WHAT TO PRODUCE: Repeat the passage of the Nigerian telecoms article between "How then do" and "the 4th Republic.", inclusive, word for word.

SELECTION:
☆ ☆ ☆ ☆ ☆ ☆ ☆

Saturday 25 August 2007, 8:47 PM

The present and future of Nigerian telecoms under Yar'Adua

Posted by Doregos

THIS month, August, marks the sixth anniversary of the acclaimed revolution in the Nigerian telecoms sector, after some fifty years of pursuing the shadow. During those wasted telecoms years, an estimated $6 billion was lost in the management and mismanagement of the national career, NITEL.


August is significant to Nigeria's telecoms revolution. It was in August 2001 that mobile phone operators who won licenses under the novel frequency spectrum auction introduced by the Nigerian Communications Commission, NCC, began commercial services.
In six years, we are no longer talking about GSM alone but an addition of comprehensive array of telecoms and IT services, products and services that include CDMA fixed and wireless telephony, broadband services, VOIP, ubiquitous Internet services, mobile Internet, huge fibre optics and satellite transmission systems, online banking services like Asynchronous Transfer Mode, ATM, and a host of other value added services driven by telecommunications. Today, there is no type of high tech services in any part of the world that is not available in Nigeria.
How then do we locate the conductor and driver of this train that would take President Umar Musa Yar'Adua to the expectation of many Nigerians? This is where you must permit us to apply the Nigerian Communications Commission, NCC, as the institutional indices for measuring Nigeria's telecoms success of the present and the hope of the future.
Against this background, and a deliberate attempt to be fair to history, we must trace the origin of this revolution to January 2001, when today's telecoms reformist, Mr. Ernest Ndukwe, emerged at the leadership of the NCC. A business minded telecoms expert, Ndukwe's foray into his job, was to become the forerunner to the overall economic reforms agenda of the 4th Republic.
It was atop his desk that the revolution in the sector was articulated and executed, leading to the world's most acclaimed transparent frequency auction process

Leveraging FDI with transparency
The unpredictable yield of the transparent auction in 2001, when Nigeria had some 500,000 subscribers, is today's celebration of some 40 million phone subscribers, a record that puts Nigeria in the league of the fastest growing telecoms economy of the world. This super image is complemented by inflow of foreign direct investment, FDI, of estimated $10 billion, in the sector within the past seven years while total investment in the sector now stands at some $20 billion. Suddenly, telecoms have become the hidden diamond above the skies of Nigeria, which the NCC discovered within this short period.
In terms of international relations, it must be said that the transparency that accompanied the frequency auction in Nigeria, was the first item that gave the Obasanjo administration the most tangible, if not the most significant positive international image and also forced the attention of the global community to an emerging democracy with a focus for economic reforms. After that auction, Nigeria arrived on the international telecoms stage.

Advantage of due process and courage
From reckoning, the launch of GSM services in Nigeria by August 2001, was to become the launch pad upon which the Ndukwe-led NCC have implemented participatory and robust regulatory strategies, undertaken courageous actions and decisions, with unprecedented results that have encouraged investors within and outside Nigeria to show appreciation of the potentials of the sector.

☆ ☆ ☆ ☆ ☆ ☆ ☆

DATA LINES:
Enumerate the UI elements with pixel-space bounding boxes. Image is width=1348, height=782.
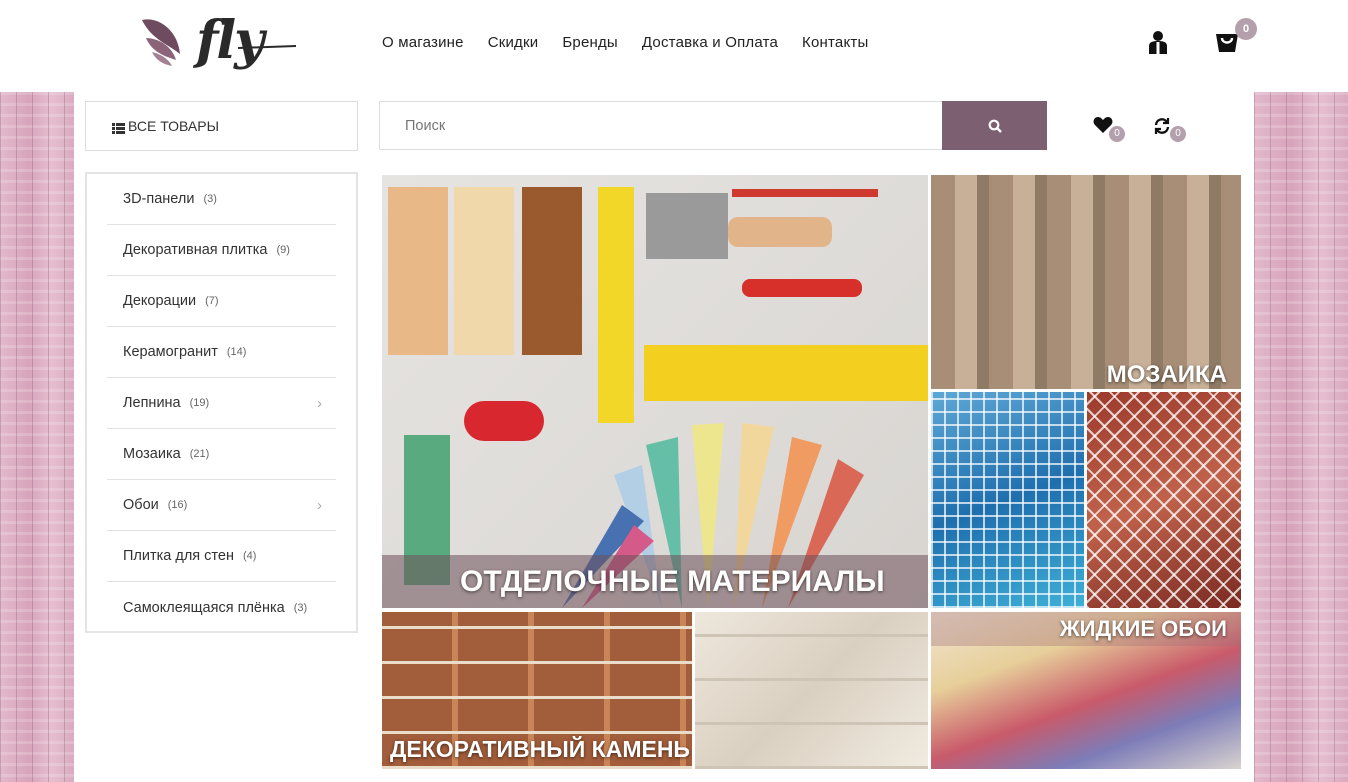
user-icon[interactable] — [1147, 30, 1169, 54]
category-label: Керамогранит — [123, 344, 218, 360]
category-count: (16) — [167, 499, 188, 511]
search-icon — [988, 119, 1002, 133]
category-count: (19) — [189, 397, 210, 409]
nav-brands[interactable]: Бренды — [562, 34, 618, 51]
wishlist-count-badge: 0 — [1109, 126, 1125, 142]
category-count: (3) — [203, 193, 217, 205]
category-count: (4) — [242, 550, 257, 562]
category-count: (21) — [189, 448, 210, 460]
nav-about[interactable]: О магазине — [382, 34, 464, 51]
compare-count-badge: 0 — [1170, 126, 1186, 142]
category-count: (3) — [293, 601, 308, 614]
category-count: (7) — [205, 295, 219, 307]
category-count: (9) — [276, 244, 290, 256]
banner-liquid-wallpaper[interactable]: ЖИДКИЕ ОБОИ — [931, 612, 1241, 769]
banner-label: МОЗАИКА — [1106, 361, 1227, 388]
category-item[interactable]: Керамогранит (14) — [107, 327, 336, 378]
category-label: Мозаика — [123, 446, 181, 462]
category-item[interactable]: Плитка для стен (4) — [107, 531, 336, 582]
refresh-icon[interactable] — [1152, 116, 1172, 136]
all-products-label: ВСЕ ТОВАРЫ — [128, 118, 219, 134]
category-label: 3D-панели — [123, 191, 195, 207]
wing-logo-icon — [142, 19, 180, 66]
search-input[interactable] — [379, 101, 944, 150]
category-item[interactable]: Обои (16) › — [107, 480, 336, 531]
category-label: Обои — [123, 497, 159, 513]
banner-decorative-stone[interactable]: ДЕКОРАТИВНЫЙ КАМЕНЬ — [382, 612, 692, 769]
nav-contacts[interactable]: Контакты — [802, 34, 868, 51]
category-label: Декорации — [123, 293, 197, 309]
banner-label: ОТДЕЛОЧНЫЕ МАТЕРИАЛЫ — [460, 565, 885, 598]
banner-finishing-materials[interactable]: ОТДЕЛОЧНЫЕ МАТЕРИАЛЫ — [382, 175, 928, 608]
list-icon — [112, 121, 125, 134]
nav-discounts[interactable]: Скидки — [488, 34, 539, 51]
banner-label: ДЕКОРАТИВНЫЙ КАМЕНЬ — [390, 736, 690, 762]
chevron-right-icon[interactable]: › — [317, 497, 322, 514]
site-header: fly О магазине Скидки Бренды Доставка и … — [0, 0, 1348, 92]
banner-mosaic-red[interactable] — [1087, 392, 1241, 608]
category-item[interactable]: Декоративная плитка (9) — [107, 225, 336, 276]
category-list: 3D-панели (3) Декоративная плитка (9) Деко… — [85, 172, 358, 633]
logo-swoosh-icon — [237, 45, 297, 49]
search-button[interactable] — [942, 101, 1047, 150]
category-item[interactable]: Мозаика (21) — [107, 429, 336, 480]
all-products-button[interactable]: ВСЕ ТОВАРЫ — [85, 101, 358, 151]
category-label: Самоклеящаяся плёнка — [123, 599, 285, 616]
main-nav: О магазине Скидки Бренды Доставка и Опла… — [382, 34, 868, 51]
category-label: Лепнина — [123, 395, 181, 411]
category-item[interactable]: 3D-панели (3) — [107, 174, 336, 225]
category-label: Декоративная плитка — [123, 242, 268, 258]
category-item[interactable]: Самоклеящаяся плёнка (3) — [107, 582, 336, 633]
chevron-right-icon[interactable]: › — [317, 395, 322, 412]
banner-white-stone[interactable] — [695, 612, 928, 769]
site-logo[interactable]: fly — [138, 6, 298, 78]
finishing-materials-illustration — [388, 187, 928, 608]
banner-mosaic-blue[interactable] — [931, 392, 1084, 608]
cart-count-badge: 0 — [1235, 18, 1257, 40]
banner-label: ЖИДКИЕ ОБОИ — [1059, 616, 1227, 641]
category-item[interactable]: Лепнина (19) › — [107, 378, 336, 429]
category-count: (14) — [226, 346, 247, 358]
category-item[interactable]: Декорации (7) — [107, 276, 336, 327]
wood-background-left — [0, 92, 74, 782]
banner-mosaic[interactable]: МОЗАИКА — [931, 175, 1241, 389]
wood-background-right — [1254, 92, 1348, 782]
category-label: Плитка для стен — [123, 548, 234, 564]
nav-delivery[interactable]: Доставка и Оплата — [642, 34, 778, 51]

☆ ☆ ☆ ☆ ☆ ☆ ☆

COMPLETE RESPONSE:
How then do we locate the conductor and driver of this train that would take President Umar Musa Yar'Adua to the expectation of many Nigerians? This is where you must permit us to apply the Nigerian Communications Commission, NCC, as the institutional indices for measuring Nigeria's telecoms success of the present and the hope of the future.
Against this background, and a deliberate attempt to be fair to history, we must trace the origin of this revolution to January 2001, when today's telecoms reformist, Mr. Ernest Ndukwe, emerged at the leadership of the NCC. A business minded telecoms expert, Ndukwe's foray into his job, was to become the forerunner to the overall economic reforms agenda of the 4th Republic.